# start of Data extract
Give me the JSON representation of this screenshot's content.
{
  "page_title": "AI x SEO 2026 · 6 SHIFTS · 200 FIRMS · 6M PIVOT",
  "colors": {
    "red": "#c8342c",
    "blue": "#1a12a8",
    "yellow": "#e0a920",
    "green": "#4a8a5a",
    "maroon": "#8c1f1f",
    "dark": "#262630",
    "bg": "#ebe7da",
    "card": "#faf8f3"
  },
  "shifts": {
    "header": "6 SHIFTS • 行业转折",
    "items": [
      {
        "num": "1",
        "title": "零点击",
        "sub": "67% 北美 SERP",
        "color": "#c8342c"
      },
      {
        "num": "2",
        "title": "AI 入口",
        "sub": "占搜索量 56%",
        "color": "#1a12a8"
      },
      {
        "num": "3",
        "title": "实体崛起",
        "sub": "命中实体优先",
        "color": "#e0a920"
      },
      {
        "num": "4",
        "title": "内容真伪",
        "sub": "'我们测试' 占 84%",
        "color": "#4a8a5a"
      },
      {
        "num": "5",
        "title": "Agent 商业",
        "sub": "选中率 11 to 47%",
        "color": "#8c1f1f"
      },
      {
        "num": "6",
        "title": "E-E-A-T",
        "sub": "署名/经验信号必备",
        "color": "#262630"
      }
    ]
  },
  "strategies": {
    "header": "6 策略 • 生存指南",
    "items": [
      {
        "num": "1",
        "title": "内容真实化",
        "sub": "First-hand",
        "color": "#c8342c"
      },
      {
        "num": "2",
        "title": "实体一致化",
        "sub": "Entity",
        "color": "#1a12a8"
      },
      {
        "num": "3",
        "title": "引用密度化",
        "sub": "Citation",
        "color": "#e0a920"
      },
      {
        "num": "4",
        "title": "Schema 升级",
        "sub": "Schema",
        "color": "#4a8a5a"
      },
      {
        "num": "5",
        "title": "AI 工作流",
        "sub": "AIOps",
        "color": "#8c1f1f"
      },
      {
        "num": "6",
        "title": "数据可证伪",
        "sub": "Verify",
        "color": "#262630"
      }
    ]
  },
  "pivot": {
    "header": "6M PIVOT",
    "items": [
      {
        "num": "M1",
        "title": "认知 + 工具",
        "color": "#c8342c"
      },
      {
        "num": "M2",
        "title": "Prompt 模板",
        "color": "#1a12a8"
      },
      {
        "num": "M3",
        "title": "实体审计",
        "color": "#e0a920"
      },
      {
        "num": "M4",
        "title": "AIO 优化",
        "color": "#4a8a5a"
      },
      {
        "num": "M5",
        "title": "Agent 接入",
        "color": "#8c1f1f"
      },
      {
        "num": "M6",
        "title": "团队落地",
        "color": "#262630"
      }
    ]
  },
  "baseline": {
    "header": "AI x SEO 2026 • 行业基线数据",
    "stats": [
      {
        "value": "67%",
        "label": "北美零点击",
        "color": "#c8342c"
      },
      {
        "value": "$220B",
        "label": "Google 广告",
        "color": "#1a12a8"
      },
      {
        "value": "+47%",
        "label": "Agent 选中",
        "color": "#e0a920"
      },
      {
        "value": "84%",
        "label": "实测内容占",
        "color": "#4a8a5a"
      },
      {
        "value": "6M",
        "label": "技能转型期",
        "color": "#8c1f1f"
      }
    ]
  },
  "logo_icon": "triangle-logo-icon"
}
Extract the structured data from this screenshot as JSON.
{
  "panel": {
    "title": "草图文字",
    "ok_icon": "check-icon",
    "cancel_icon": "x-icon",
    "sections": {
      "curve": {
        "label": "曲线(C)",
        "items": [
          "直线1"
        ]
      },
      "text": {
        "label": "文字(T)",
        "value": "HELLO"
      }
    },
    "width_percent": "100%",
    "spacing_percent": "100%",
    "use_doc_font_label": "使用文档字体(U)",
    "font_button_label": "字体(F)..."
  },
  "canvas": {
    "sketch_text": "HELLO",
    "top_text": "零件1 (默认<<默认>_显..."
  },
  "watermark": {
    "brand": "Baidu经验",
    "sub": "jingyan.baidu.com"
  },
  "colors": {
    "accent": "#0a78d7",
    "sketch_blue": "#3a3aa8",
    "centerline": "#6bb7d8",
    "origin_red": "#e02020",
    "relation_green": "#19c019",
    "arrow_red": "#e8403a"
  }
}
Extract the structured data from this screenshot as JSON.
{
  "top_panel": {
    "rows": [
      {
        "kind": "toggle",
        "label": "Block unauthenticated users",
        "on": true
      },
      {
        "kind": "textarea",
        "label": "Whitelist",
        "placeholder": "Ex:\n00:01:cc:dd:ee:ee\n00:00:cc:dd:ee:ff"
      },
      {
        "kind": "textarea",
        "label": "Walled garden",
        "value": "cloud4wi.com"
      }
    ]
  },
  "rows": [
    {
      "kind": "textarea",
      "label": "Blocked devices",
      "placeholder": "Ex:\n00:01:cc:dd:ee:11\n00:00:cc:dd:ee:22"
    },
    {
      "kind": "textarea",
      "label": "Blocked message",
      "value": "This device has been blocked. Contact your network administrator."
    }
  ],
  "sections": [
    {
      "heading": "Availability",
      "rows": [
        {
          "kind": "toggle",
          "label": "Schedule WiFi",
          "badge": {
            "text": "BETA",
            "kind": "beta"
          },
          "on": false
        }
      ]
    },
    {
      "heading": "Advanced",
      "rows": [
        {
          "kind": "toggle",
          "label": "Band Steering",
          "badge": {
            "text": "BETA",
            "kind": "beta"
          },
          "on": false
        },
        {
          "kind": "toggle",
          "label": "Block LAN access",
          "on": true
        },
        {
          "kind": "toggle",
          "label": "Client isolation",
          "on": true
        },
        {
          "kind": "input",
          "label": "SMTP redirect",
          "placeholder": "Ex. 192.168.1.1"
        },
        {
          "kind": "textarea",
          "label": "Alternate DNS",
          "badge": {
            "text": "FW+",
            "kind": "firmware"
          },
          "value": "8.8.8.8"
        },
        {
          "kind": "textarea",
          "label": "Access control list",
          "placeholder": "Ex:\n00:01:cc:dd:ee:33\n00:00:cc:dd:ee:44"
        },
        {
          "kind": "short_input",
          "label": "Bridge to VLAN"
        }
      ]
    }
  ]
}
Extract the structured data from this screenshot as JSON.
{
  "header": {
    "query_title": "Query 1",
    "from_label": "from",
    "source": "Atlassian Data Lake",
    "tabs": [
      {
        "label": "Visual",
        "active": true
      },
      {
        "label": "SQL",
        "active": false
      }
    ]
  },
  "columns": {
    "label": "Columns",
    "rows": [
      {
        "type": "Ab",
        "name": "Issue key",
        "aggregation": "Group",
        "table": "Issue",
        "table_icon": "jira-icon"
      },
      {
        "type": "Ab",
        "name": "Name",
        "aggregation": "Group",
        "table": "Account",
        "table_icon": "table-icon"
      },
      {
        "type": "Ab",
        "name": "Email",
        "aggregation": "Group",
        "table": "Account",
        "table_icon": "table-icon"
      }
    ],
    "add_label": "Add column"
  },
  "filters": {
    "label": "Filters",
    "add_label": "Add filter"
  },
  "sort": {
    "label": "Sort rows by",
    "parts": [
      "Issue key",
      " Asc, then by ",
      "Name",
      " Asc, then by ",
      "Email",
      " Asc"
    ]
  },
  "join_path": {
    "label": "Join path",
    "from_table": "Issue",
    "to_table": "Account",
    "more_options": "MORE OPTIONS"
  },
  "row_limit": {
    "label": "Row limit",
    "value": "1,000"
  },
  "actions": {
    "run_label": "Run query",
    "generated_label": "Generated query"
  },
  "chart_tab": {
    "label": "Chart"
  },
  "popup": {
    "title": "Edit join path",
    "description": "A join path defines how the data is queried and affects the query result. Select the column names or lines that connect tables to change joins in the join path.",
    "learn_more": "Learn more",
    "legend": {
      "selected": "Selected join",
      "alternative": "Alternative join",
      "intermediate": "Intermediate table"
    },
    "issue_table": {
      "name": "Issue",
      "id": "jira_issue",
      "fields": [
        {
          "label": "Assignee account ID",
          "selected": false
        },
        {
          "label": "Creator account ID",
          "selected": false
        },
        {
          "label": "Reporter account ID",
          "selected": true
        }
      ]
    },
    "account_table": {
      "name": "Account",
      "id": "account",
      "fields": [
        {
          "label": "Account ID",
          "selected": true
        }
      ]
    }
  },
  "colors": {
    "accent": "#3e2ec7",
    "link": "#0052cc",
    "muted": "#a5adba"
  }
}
# end of Data extract
● **Problem to solve**
Working from the material above, state how many lines contain "heading"; give only the number.

● **Result**
2